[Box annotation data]
>> Begin
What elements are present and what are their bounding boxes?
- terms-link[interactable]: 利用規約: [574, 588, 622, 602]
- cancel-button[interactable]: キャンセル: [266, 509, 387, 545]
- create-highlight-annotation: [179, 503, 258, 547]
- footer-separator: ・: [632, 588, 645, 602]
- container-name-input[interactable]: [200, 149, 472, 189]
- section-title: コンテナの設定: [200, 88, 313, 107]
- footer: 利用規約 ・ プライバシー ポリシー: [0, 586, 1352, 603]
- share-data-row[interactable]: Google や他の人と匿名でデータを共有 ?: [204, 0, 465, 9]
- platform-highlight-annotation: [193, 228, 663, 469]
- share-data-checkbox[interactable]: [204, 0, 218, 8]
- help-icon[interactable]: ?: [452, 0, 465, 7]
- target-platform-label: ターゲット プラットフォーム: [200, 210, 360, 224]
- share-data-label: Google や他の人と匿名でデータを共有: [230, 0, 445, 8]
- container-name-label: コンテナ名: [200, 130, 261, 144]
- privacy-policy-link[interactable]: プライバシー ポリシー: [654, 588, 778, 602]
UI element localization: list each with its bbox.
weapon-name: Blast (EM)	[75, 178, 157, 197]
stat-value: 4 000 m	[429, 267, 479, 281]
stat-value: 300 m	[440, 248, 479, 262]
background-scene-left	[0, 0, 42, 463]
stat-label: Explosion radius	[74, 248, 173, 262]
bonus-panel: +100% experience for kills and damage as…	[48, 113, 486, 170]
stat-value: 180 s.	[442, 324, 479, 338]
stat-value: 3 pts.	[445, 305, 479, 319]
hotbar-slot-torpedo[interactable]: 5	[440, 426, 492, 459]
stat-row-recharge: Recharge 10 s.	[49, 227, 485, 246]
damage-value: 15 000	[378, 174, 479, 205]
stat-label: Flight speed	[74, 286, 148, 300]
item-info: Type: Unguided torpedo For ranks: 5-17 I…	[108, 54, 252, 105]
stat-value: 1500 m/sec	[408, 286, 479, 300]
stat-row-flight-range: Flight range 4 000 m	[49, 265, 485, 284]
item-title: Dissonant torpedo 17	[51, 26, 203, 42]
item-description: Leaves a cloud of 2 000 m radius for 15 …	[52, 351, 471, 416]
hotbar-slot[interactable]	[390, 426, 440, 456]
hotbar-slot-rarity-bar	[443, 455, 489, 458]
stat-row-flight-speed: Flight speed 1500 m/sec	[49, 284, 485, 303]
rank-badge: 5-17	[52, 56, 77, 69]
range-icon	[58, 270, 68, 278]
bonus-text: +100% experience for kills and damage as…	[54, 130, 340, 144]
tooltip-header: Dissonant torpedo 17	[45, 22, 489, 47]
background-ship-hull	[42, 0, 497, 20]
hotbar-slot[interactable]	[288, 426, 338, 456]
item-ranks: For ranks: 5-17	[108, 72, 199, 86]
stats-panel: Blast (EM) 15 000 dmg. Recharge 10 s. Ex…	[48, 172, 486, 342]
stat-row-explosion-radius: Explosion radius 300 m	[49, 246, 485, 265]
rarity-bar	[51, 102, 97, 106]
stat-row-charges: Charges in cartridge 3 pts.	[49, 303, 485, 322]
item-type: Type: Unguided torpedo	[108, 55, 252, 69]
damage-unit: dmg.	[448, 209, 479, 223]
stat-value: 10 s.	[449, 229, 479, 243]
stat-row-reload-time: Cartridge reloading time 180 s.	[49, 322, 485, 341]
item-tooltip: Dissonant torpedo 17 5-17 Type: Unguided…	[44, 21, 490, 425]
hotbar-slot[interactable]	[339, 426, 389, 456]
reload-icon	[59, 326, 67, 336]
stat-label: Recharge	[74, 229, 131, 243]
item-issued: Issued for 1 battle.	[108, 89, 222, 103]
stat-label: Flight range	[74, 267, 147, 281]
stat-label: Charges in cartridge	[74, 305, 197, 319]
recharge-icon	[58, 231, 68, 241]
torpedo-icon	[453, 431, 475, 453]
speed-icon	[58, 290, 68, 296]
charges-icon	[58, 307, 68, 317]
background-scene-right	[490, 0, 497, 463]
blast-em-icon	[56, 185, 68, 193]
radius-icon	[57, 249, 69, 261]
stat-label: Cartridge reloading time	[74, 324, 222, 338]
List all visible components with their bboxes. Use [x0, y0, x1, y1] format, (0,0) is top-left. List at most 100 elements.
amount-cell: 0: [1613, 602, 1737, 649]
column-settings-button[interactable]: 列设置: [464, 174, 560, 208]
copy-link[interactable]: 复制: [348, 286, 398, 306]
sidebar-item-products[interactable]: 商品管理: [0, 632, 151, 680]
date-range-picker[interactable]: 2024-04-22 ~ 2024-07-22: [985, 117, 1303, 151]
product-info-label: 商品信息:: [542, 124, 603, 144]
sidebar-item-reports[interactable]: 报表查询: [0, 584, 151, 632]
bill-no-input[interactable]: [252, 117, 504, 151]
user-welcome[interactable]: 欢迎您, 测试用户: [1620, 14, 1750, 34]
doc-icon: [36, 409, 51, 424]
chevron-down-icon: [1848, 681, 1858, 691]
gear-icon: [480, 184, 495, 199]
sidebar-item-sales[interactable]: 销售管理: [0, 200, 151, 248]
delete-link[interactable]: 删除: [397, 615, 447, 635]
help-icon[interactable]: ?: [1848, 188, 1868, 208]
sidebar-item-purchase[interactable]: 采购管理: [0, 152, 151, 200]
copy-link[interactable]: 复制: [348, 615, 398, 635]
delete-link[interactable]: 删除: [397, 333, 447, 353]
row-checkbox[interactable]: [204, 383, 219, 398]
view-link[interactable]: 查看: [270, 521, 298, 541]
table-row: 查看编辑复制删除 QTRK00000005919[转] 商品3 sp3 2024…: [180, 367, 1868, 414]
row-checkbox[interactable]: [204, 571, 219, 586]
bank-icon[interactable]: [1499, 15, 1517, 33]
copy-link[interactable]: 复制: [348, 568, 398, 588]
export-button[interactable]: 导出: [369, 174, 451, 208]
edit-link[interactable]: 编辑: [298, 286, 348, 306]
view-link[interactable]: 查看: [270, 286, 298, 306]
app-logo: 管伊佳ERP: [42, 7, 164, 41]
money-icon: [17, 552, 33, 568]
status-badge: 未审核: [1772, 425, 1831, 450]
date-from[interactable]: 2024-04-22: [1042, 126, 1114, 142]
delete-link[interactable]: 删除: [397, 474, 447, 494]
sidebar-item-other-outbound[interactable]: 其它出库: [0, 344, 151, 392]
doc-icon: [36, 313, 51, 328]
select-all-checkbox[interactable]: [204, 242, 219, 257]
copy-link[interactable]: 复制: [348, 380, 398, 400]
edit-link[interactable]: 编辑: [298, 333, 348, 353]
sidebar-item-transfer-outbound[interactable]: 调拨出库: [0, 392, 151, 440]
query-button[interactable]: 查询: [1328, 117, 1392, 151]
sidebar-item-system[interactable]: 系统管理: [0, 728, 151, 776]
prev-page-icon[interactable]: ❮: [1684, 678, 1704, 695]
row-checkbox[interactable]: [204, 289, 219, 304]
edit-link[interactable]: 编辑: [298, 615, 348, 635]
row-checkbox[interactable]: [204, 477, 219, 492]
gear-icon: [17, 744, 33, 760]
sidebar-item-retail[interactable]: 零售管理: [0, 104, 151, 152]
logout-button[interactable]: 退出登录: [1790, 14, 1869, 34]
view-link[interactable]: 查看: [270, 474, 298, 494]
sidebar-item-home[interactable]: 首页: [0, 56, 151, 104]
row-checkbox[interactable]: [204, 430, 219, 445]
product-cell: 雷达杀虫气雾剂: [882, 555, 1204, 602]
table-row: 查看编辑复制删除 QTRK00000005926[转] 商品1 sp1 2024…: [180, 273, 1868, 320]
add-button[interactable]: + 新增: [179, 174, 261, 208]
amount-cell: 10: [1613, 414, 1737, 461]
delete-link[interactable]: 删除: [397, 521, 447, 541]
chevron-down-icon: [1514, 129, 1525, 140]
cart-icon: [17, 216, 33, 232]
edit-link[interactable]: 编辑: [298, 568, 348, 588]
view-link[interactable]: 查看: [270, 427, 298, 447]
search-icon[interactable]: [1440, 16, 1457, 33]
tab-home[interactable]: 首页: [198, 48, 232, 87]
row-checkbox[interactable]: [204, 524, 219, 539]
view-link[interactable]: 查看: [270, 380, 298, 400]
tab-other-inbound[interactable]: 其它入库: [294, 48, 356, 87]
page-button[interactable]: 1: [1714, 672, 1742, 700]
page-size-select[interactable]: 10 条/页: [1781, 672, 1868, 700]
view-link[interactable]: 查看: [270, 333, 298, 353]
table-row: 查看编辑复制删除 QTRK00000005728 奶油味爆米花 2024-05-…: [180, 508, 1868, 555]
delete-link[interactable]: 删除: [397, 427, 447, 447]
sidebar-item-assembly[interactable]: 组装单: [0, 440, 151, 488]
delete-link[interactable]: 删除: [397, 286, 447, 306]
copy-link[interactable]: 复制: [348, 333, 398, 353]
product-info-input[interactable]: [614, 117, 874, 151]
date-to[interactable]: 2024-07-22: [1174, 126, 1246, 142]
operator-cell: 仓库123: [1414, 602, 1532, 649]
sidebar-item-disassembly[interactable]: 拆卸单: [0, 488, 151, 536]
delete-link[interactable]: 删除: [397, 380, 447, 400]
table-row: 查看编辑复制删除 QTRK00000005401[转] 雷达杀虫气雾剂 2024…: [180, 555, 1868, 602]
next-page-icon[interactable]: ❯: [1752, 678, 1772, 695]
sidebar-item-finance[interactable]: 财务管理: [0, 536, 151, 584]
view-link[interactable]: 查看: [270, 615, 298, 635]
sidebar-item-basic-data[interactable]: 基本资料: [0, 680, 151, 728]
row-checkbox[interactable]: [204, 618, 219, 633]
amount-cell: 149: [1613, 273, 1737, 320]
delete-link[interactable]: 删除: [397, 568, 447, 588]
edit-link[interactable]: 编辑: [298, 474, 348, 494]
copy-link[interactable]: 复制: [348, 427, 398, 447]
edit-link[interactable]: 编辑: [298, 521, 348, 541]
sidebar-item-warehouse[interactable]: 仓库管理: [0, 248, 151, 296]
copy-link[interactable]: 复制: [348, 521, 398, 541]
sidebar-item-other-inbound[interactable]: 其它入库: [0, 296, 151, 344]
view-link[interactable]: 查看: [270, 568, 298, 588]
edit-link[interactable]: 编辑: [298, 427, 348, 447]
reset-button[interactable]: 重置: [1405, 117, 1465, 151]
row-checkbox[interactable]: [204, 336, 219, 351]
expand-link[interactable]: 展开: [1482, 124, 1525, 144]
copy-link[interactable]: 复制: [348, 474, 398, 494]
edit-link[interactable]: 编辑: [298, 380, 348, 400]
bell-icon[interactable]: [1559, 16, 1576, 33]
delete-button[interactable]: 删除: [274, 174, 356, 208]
>> End
• **Stated problem**: Rewrite the records from their first line through the line containing "- footer-separator: ・: [632, 588, 645, 602]", replacing "bounding boxes" with "coordinates" and keeping everything else the same.

• **Written answer**:
What elements are present and what are their coordinates?
- terms-link[interactable]: 利用規約: [574, 588, 622, 602]
- cancel-button[interactable]: キャンセル: [266, 509, 387, 545]
- create-highlight-annotation: [179, 503, 258, 547]
- footer-separator: ・: [632, 588, 645, 602]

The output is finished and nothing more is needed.